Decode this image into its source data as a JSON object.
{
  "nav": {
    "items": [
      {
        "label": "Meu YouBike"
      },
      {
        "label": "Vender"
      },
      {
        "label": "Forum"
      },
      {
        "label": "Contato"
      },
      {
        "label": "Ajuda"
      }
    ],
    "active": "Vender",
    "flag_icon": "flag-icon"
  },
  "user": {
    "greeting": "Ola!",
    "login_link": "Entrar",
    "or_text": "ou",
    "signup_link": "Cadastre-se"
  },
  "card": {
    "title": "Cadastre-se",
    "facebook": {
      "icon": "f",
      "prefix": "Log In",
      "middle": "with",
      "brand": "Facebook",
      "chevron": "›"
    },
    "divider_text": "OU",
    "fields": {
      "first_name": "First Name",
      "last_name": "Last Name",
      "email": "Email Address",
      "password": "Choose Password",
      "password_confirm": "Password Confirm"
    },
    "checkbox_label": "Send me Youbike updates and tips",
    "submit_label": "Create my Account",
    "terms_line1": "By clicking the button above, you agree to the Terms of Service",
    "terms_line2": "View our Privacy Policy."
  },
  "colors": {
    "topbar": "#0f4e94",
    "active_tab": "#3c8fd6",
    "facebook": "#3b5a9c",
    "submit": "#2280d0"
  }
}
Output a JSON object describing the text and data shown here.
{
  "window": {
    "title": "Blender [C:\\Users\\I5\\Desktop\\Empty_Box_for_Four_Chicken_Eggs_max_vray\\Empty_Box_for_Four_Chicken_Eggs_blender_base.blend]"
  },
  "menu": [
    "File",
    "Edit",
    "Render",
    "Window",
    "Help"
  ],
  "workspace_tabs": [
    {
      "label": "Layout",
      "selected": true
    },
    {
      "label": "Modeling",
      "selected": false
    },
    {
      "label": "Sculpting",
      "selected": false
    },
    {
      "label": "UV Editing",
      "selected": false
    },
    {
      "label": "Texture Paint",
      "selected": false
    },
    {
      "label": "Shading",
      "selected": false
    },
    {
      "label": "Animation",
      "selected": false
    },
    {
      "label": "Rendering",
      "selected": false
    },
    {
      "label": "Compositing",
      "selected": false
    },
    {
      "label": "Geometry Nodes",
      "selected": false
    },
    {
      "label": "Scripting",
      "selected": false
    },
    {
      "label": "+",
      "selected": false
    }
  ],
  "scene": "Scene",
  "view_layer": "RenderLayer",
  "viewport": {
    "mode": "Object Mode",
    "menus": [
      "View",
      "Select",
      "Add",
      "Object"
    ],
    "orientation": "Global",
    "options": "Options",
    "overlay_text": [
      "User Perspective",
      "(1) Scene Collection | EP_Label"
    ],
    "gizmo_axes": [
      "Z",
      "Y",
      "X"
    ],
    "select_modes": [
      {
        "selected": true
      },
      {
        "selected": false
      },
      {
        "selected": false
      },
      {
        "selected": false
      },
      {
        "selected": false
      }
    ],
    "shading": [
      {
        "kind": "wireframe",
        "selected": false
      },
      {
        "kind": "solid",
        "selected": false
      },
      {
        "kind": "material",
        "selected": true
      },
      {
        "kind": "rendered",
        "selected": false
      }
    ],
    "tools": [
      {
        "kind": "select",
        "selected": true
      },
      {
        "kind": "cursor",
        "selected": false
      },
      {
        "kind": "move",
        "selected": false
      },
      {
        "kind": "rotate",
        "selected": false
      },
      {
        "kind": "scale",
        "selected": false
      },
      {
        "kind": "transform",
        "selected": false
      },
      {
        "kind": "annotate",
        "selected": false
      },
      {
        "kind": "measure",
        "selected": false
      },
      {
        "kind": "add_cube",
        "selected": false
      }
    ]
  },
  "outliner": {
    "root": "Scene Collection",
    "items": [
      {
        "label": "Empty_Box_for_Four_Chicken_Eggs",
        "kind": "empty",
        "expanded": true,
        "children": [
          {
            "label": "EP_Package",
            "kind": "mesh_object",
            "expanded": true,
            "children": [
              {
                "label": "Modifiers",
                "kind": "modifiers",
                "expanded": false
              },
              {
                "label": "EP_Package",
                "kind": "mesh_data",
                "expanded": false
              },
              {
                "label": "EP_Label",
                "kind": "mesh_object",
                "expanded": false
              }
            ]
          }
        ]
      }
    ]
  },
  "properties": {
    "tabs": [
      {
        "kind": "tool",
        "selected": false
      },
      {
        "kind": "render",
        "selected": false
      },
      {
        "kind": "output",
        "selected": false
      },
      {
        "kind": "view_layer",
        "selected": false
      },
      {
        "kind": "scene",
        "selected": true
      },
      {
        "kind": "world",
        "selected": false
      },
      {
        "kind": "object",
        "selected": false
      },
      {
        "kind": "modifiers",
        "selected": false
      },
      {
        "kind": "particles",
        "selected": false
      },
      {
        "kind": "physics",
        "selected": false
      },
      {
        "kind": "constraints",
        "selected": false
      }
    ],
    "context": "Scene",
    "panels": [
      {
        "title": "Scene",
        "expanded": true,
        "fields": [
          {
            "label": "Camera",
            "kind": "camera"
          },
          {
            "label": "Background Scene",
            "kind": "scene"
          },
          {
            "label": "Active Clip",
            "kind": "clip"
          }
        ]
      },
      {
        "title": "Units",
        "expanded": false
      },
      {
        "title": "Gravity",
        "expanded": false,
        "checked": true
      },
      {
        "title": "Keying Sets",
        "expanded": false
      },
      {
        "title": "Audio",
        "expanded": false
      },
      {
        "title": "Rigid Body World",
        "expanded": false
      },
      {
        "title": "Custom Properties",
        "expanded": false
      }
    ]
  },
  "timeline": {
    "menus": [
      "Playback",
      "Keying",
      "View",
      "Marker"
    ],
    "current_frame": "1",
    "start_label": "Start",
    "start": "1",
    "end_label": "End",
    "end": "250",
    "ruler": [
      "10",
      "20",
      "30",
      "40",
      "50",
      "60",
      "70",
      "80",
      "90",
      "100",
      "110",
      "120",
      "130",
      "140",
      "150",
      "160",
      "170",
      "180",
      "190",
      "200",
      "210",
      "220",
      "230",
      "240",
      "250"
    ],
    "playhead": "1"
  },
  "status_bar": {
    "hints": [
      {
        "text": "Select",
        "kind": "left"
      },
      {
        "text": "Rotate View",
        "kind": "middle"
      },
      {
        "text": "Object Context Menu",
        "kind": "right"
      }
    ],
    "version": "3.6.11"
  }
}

→ **Given instruction**
In the records above, locate each line with the word "Cadastre". Copy all such lines.

→ **Solution to this problem**
    "signup_link": "Cadastre-se"
    "title": "Cadastre-se",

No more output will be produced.